WHAT TO PRODUCE =
Give the number of lines containing "Vorliegen" in this listing, with no other words.

Data records

•••

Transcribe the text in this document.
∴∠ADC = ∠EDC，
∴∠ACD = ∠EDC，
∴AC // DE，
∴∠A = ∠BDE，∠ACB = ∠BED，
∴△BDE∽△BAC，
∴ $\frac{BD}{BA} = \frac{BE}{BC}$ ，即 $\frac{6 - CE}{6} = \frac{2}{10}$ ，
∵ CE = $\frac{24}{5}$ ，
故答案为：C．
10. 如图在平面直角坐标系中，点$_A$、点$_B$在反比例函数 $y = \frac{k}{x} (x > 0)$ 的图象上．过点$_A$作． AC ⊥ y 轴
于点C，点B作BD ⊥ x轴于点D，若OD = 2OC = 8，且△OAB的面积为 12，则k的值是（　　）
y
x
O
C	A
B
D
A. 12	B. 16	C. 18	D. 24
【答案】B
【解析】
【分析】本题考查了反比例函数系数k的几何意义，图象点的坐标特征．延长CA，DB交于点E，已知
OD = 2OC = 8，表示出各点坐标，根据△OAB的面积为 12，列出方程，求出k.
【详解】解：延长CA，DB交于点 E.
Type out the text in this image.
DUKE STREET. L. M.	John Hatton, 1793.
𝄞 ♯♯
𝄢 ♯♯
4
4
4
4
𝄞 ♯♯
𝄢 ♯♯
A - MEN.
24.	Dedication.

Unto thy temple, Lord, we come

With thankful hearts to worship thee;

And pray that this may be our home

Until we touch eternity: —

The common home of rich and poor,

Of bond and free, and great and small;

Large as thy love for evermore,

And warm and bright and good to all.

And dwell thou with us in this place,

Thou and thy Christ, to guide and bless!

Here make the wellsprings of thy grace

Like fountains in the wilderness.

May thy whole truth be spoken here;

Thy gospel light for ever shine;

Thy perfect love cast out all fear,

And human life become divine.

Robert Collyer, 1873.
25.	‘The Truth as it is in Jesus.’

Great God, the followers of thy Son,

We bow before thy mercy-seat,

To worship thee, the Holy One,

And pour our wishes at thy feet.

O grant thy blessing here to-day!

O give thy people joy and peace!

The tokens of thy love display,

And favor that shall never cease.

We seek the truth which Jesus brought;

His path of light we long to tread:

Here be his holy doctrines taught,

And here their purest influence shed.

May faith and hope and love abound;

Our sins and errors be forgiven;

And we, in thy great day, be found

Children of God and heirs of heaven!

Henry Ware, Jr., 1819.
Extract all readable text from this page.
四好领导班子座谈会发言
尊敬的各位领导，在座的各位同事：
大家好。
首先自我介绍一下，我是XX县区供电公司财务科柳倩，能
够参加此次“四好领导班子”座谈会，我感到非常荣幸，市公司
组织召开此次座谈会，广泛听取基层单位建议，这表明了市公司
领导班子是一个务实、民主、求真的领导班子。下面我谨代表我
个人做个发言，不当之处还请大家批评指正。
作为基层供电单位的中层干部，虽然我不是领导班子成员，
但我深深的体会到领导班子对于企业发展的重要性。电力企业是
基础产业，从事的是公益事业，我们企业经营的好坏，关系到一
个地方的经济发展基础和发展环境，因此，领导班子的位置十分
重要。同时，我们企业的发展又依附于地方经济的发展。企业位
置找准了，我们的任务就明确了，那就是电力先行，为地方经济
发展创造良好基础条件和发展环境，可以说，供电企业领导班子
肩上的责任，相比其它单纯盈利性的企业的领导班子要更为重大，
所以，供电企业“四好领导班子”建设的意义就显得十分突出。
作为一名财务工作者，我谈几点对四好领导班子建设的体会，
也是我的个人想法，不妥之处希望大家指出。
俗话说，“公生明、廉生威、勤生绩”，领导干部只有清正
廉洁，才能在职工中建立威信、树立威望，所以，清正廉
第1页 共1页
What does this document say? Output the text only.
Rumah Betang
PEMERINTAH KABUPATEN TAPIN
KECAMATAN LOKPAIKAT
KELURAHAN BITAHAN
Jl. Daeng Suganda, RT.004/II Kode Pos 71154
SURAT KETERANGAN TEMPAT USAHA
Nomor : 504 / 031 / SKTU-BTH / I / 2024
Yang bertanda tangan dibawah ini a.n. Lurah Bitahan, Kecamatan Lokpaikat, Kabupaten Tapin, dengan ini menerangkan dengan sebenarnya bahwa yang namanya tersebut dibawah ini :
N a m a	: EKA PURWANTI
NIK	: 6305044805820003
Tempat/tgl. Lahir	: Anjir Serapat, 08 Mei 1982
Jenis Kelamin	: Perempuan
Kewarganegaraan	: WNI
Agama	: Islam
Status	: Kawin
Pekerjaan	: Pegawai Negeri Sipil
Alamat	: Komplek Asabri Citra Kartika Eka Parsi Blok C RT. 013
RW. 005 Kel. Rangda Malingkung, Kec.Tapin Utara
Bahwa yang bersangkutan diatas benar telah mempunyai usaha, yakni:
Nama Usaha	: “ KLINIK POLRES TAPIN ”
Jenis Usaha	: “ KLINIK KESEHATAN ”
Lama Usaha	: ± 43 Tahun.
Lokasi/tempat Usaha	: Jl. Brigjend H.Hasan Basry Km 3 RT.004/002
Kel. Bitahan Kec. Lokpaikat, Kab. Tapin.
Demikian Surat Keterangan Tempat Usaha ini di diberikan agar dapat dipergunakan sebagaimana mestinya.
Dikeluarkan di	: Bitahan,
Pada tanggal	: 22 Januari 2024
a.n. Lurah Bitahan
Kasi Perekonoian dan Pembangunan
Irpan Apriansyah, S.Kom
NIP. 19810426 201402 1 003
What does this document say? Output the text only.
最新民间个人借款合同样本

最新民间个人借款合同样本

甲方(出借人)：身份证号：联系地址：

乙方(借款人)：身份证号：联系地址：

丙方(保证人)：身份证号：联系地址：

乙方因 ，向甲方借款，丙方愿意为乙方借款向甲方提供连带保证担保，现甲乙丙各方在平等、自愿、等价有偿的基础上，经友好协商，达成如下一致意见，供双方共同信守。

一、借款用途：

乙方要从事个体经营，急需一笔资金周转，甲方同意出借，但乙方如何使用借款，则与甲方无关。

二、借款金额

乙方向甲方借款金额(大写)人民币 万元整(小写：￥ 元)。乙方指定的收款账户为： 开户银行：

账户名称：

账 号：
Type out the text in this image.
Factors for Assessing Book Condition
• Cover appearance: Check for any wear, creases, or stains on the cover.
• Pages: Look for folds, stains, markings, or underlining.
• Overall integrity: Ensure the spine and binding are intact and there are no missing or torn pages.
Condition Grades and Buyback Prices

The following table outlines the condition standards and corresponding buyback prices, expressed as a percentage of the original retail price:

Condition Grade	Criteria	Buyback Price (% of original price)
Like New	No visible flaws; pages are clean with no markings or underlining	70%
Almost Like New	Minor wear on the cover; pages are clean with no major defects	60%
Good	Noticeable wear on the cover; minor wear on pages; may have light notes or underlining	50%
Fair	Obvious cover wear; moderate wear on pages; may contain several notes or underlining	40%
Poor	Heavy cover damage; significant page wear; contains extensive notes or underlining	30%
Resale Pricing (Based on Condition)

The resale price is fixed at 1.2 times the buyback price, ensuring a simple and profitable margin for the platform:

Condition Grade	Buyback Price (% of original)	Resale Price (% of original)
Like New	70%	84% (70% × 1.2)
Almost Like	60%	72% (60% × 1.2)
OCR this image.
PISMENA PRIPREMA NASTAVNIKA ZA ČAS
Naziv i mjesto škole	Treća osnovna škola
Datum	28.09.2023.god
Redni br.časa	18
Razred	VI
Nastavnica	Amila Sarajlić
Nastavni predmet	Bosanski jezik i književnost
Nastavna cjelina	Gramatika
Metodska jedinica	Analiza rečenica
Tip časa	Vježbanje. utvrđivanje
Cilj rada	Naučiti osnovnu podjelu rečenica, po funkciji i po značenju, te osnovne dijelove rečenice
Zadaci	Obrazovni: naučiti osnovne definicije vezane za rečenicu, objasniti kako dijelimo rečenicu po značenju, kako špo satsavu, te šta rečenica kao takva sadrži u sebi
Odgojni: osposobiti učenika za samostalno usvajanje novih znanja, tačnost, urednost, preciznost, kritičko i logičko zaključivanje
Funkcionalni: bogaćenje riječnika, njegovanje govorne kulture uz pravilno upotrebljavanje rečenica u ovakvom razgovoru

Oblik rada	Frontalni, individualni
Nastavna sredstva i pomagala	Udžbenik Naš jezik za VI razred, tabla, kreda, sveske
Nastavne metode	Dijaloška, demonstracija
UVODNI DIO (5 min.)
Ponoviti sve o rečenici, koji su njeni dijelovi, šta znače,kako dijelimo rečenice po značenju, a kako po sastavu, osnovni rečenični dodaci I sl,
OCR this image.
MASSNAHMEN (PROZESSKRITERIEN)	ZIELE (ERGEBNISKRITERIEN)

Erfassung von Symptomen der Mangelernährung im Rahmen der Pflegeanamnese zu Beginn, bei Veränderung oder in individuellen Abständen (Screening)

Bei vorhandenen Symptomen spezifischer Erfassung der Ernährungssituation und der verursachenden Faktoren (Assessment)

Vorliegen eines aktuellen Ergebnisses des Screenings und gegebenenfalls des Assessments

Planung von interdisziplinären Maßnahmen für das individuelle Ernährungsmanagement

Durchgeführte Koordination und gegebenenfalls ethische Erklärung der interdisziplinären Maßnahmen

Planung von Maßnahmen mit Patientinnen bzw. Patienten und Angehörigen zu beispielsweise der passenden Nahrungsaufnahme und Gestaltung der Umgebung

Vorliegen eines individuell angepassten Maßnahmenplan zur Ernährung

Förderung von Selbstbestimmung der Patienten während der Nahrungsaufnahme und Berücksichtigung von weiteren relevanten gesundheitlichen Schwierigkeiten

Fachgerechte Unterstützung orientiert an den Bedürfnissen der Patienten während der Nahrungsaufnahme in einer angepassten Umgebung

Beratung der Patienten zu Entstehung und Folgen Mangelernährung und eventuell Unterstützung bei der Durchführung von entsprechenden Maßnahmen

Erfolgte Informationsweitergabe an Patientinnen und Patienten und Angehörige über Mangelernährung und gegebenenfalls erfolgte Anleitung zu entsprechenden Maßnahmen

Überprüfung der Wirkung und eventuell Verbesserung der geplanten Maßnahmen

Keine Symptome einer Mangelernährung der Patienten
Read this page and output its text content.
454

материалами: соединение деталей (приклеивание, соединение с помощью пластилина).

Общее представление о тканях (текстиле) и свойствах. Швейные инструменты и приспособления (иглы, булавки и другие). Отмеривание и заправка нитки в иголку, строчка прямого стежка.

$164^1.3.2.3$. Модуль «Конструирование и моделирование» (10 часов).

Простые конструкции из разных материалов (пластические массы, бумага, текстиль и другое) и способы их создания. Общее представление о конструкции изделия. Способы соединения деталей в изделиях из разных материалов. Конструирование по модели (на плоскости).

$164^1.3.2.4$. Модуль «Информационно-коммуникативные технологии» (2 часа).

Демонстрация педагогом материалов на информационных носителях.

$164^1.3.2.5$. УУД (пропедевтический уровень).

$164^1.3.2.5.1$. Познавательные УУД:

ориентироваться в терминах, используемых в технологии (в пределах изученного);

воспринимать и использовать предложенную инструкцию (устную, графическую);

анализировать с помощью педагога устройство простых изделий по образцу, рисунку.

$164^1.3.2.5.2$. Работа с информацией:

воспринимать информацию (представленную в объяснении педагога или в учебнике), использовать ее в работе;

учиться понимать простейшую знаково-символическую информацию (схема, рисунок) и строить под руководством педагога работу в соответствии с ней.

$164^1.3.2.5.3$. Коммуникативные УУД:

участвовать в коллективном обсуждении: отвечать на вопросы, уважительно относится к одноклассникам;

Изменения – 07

•••

WRITTEN REPLY =
2